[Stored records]

▽

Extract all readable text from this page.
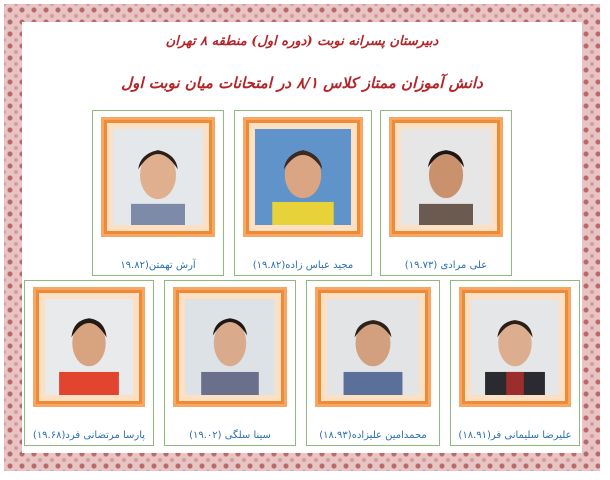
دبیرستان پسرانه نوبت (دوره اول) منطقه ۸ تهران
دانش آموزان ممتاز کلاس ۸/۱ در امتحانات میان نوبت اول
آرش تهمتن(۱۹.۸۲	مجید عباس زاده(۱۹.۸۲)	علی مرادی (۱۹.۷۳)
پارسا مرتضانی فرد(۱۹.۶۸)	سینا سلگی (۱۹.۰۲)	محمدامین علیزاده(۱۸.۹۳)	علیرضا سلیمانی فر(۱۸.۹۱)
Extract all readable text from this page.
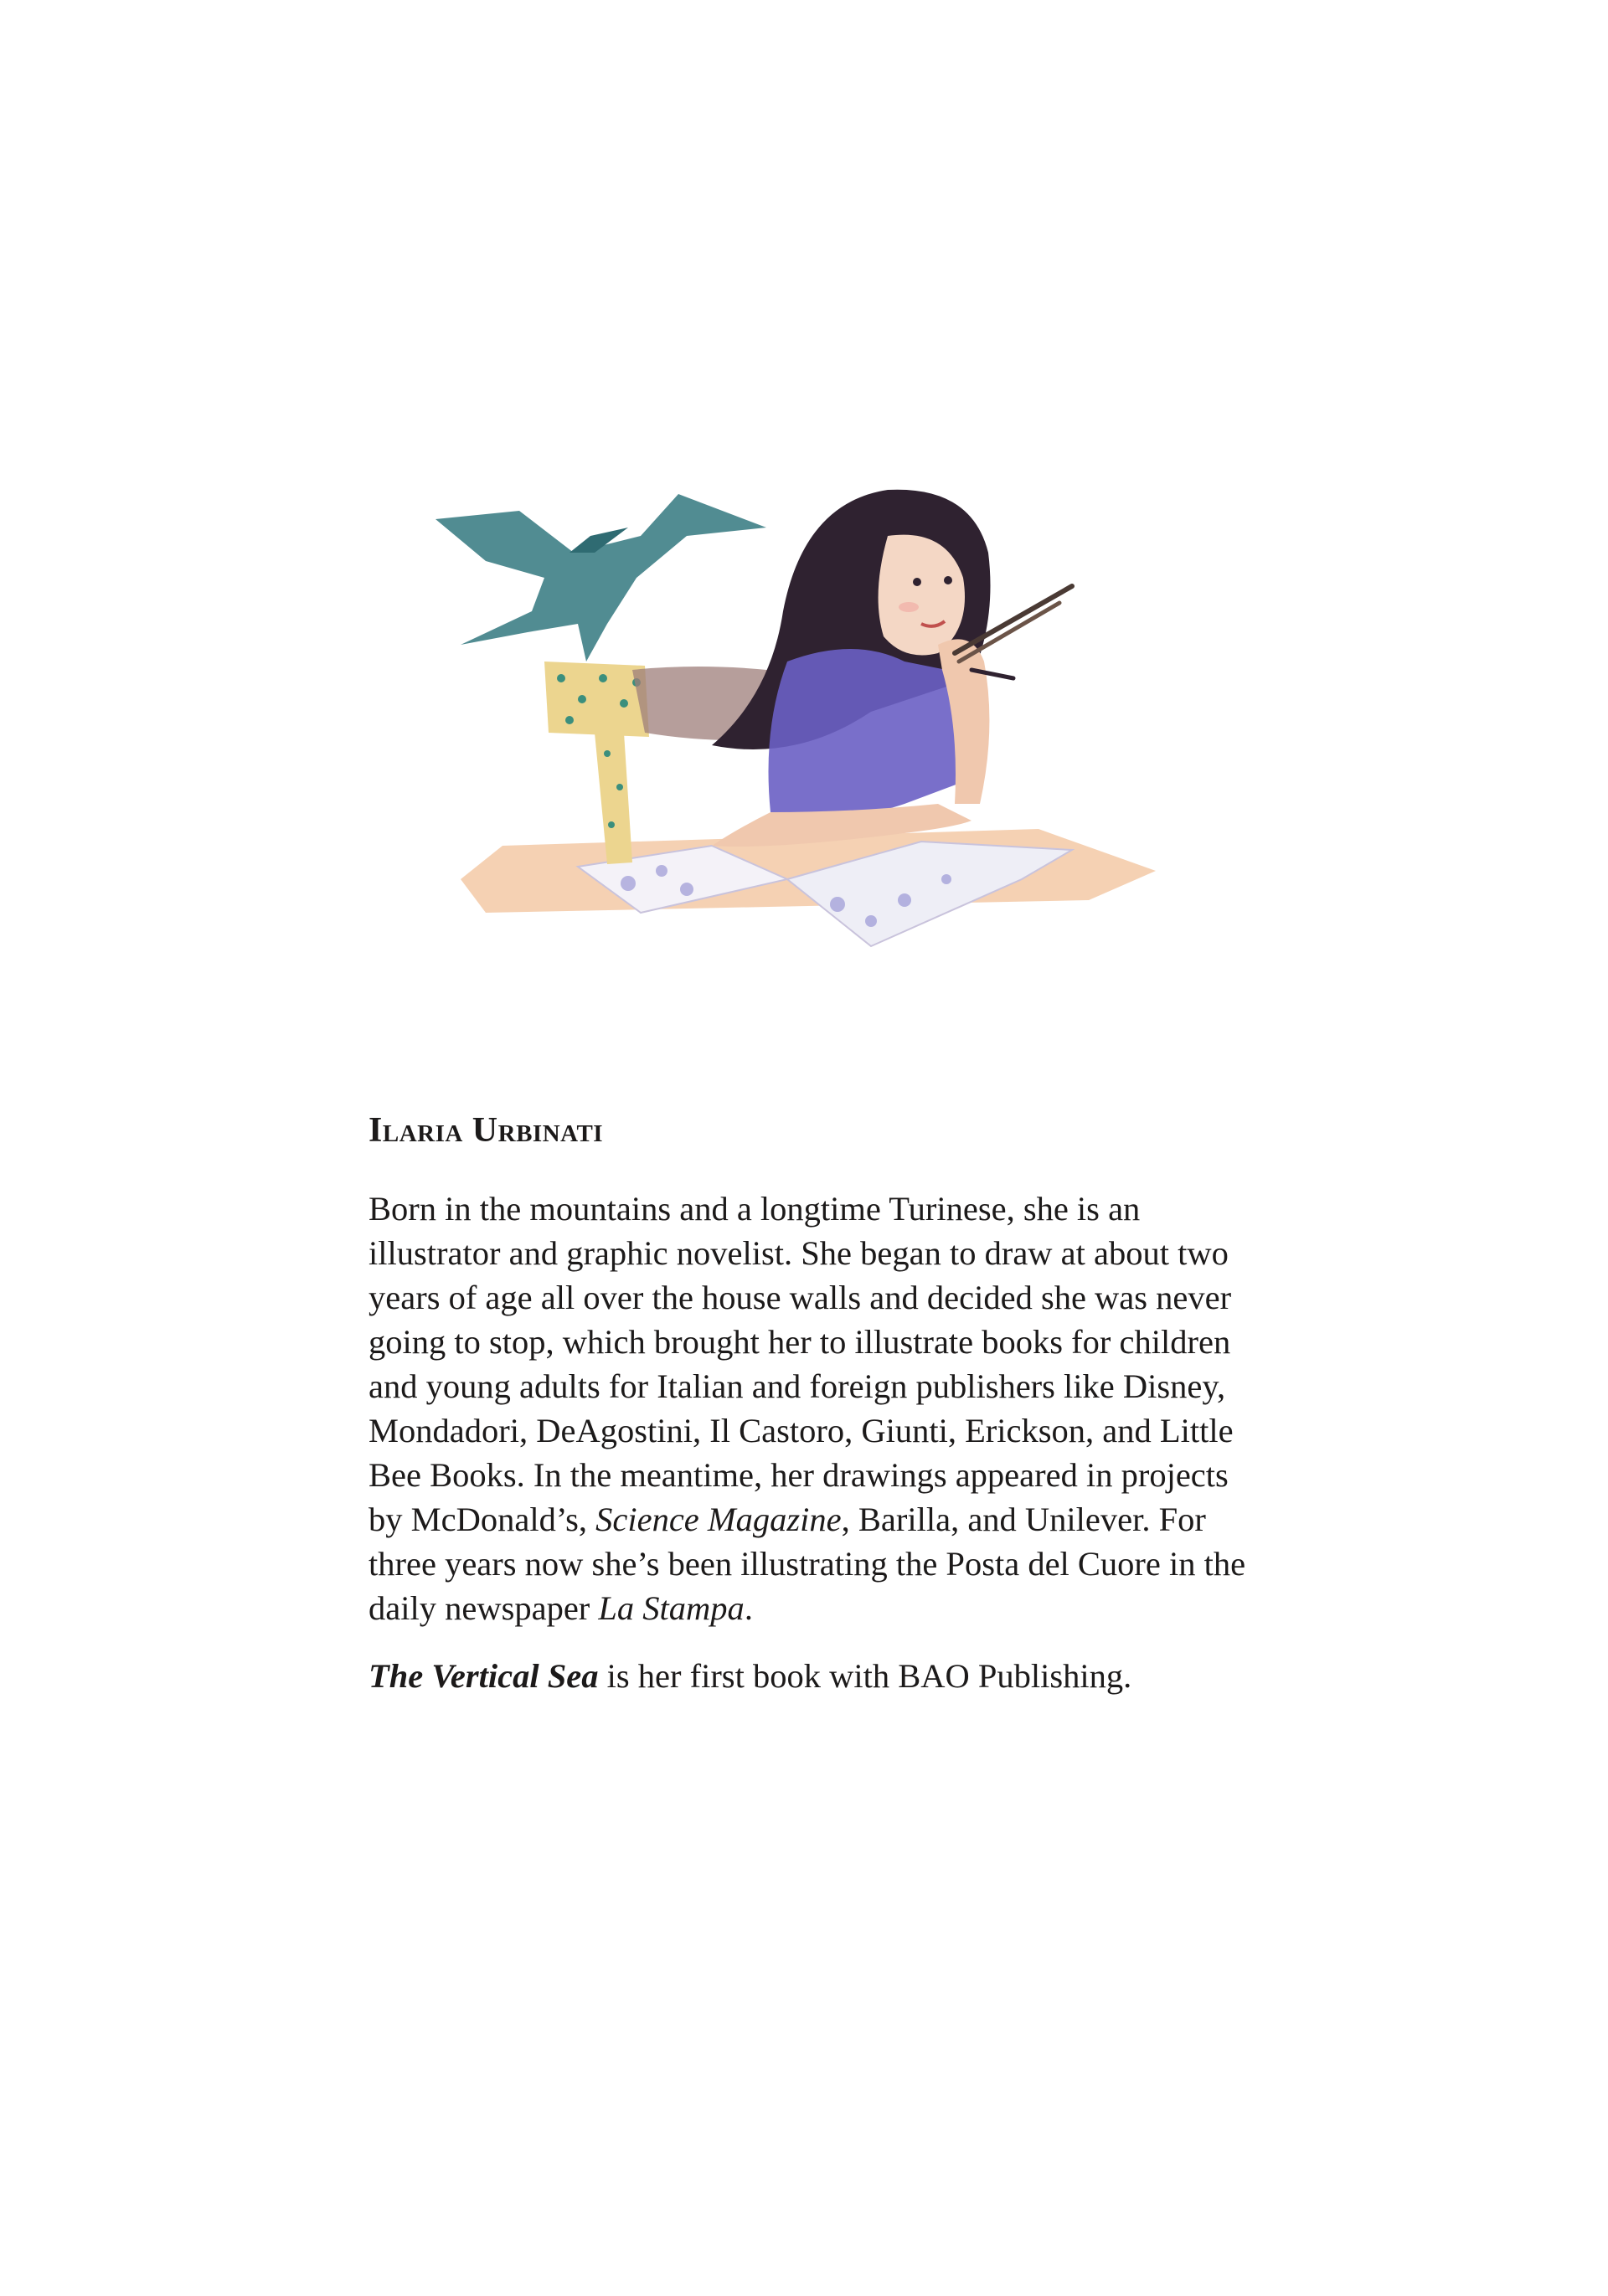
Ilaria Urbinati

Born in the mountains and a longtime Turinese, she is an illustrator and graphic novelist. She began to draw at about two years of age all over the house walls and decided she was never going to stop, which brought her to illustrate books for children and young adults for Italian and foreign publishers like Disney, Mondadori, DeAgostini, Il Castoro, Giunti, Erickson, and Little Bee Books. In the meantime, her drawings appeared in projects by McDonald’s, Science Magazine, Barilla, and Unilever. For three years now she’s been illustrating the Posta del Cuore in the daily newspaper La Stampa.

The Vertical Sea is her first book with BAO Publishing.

△

(PROBLEM DETAILS): In the listing, find each line with the string "نوبت" and copy it.

(ANSWER):
دبیرستان پسرانه نوبت (دوره اول) منطقه ۸ تهران
دانش آموزان ممتاز کلاس ۸/۱ در امتحانات میان نوبت اول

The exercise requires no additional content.